WRITTEN EXERCISE
Tally the lines below that contain "value". The number is the whole answer.

[Recorded data]
==========

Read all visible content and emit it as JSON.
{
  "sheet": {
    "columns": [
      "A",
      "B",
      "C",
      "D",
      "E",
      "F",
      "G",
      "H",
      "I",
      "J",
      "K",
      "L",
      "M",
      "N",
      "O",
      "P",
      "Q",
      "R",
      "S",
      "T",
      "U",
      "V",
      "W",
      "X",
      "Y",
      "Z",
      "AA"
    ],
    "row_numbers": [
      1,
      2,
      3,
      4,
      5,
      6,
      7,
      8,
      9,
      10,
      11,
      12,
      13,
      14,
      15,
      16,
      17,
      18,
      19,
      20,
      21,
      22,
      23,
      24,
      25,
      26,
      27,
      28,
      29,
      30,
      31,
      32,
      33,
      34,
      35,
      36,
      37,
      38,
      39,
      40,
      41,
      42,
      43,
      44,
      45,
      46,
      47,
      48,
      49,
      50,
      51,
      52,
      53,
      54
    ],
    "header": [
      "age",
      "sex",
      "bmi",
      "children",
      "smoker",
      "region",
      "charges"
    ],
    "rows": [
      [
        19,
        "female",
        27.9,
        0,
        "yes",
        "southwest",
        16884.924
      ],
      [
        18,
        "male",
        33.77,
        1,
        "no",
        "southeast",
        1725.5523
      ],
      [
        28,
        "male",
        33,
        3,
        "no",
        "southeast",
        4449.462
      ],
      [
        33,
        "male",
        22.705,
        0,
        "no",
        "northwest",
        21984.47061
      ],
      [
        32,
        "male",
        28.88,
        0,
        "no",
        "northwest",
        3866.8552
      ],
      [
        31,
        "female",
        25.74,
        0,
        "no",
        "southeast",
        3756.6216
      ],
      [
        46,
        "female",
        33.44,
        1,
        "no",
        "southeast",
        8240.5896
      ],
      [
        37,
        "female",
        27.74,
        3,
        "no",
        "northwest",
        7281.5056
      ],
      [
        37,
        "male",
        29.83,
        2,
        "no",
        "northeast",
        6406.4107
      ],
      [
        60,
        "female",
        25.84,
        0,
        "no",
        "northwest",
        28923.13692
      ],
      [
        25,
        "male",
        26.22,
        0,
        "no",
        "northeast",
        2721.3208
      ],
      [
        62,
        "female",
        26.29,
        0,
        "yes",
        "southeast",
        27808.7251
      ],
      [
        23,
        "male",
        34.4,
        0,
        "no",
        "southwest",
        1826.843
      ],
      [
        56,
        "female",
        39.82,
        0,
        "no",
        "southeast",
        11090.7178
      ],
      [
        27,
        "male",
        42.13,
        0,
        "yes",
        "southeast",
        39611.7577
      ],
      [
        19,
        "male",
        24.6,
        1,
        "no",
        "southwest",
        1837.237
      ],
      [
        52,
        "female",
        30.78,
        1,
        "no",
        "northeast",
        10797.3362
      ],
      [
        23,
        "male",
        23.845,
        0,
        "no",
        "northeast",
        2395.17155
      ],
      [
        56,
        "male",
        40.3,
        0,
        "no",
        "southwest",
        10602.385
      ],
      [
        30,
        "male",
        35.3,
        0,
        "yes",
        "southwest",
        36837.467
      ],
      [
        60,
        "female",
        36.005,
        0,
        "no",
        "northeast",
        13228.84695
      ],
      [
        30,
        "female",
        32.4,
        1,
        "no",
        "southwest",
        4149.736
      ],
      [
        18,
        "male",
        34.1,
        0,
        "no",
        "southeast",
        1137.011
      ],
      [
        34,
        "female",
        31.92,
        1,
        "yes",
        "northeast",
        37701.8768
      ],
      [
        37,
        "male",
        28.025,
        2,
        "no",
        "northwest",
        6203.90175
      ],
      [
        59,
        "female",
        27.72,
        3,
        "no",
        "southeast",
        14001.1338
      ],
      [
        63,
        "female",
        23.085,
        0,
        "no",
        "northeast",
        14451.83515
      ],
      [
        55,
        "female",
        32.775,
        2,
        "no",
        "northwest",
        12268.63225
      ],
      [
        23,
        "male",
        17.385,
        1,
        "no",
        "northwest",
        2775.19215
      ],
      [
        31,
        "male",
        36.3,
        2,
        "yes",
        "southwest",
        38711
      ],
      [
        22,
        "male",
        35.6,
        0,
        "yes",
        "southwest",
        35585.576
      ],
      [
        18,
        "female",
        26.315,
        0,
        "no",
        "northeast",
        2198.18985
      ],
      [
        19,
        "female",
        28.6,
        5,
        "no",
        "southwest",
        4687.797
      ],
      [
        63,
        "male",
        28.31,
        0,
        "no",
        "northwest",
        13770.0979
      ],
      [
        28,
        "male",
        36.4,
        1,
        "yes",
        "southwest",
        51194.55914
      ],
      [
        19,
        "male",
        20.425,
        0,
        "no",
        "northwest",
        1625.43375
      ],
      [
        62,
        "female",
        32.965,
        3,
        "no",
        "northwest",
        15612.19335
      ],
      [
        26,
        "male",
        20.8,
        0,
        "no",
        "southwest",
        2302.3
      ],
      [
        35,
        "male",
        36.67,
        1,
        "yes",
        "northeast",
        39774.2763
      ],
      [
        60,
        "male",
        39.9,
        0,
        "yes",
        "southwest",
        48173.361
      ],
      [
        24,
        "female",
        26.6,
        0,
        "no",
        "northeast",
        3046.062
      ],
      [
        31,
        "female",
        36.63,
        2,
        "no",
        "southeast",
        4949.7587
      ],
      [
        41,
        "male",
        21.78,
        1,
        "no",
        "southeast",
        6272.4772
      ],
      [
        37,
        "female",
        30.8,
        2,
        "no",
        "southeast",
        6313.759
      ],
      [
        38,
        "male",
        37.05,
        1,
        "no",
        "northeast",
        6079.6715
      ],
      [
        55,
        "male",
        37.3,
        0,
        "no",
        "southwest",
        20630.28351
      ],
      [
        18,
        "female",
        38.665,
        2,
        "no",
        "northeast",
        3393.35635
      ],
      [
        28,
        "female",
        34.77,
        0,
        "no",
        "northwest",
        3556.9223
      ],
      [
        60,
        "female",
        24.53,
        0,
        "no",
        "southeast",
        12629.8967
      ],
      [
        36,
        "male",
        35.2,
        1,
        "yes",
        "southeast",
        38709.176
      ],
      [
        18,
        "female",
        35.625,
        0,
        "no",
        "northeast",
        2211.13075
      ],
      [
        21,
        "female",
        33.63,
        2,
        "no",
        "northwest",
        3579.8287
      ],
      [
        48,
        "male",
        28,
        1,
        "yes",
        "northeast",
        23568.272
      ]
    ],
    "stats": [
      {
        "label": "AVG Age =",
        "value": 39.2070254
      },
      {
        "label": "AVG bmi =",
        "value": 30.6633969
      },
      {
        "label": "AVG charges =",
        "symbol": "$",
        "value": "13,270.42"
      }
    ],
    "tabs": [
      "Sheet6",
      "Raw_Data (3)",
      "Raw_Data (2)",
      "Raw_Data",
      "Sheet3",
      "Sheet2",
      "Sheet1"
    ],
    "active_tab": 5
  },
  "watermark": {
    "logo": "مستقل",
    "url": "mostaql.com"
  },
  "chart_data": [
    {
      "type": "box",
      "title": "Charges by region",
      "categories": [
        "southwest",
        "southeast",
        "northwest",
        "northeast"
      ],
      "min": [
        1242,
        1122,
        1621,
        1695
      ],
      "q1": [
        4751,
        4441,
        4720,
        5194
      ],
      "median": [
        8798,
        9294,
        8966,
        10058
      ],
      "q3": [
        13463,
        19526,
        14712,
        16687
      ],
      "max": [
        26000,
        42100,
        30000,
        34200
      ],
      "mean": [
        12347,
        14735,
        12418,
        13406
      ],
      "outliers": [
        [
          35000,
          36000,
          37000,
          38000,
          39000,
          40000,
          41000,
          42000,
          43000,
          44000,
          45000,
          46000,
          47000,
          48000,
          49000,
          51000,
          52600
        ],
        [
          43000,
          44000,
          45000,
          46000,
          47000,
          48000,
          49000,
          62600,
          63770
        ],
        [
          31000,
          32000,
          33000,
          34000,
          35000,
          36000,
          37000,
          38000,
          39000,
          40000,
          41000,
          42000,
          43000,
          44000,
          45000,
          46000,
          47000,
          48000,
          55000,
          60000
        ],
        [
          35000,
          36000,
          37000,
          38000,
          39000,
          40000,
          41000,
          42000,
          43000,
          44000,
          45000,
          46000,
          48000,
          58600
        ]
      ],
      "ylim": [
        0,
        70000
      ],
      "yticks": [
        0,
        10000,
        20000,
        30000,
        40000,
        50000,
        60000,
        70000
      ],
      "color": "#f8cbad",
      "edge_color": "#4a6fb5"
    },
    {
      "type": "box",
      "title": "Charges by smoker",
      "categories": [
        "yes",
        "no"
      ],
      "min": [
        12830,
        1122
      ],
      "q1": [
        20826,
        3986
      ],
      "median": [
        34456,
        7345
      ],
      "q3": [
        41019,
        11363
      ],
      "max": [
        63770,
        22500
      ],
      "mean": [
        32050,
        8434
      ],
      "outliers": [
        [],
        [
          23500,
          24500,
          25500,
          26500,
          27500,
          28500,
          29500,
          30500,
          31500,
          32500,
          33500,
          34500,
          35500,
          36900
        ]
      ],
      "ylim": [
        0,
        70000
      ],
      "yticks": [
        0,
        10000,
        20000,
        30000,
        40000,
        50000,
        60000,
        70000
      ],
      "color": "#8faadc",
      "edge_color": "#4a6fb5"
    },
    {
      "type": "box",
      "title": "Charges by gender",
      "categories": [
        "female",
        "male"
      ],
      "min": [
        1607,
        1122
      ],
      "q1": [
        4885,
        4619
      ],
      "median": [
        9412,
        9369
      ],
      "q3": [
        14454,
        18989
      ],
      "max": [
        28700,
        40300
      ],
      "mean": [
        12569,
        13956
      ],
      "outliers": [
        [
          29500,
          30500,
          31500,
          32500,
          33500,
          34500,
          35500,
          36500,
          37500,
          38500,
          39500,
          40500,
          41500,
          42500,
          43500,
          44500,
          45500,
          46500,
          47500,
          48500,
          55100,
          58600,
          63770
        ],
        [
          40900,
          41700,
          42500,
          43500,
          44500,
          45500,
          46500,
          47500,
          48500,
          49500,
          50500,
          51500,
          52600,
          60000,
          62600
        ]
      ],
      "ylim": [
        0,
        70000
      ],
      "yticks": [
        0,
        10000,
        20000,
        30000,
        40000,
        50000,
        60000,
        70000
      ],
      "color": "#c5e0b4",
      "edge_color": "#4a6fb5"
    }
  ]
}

==========

ANSWER
3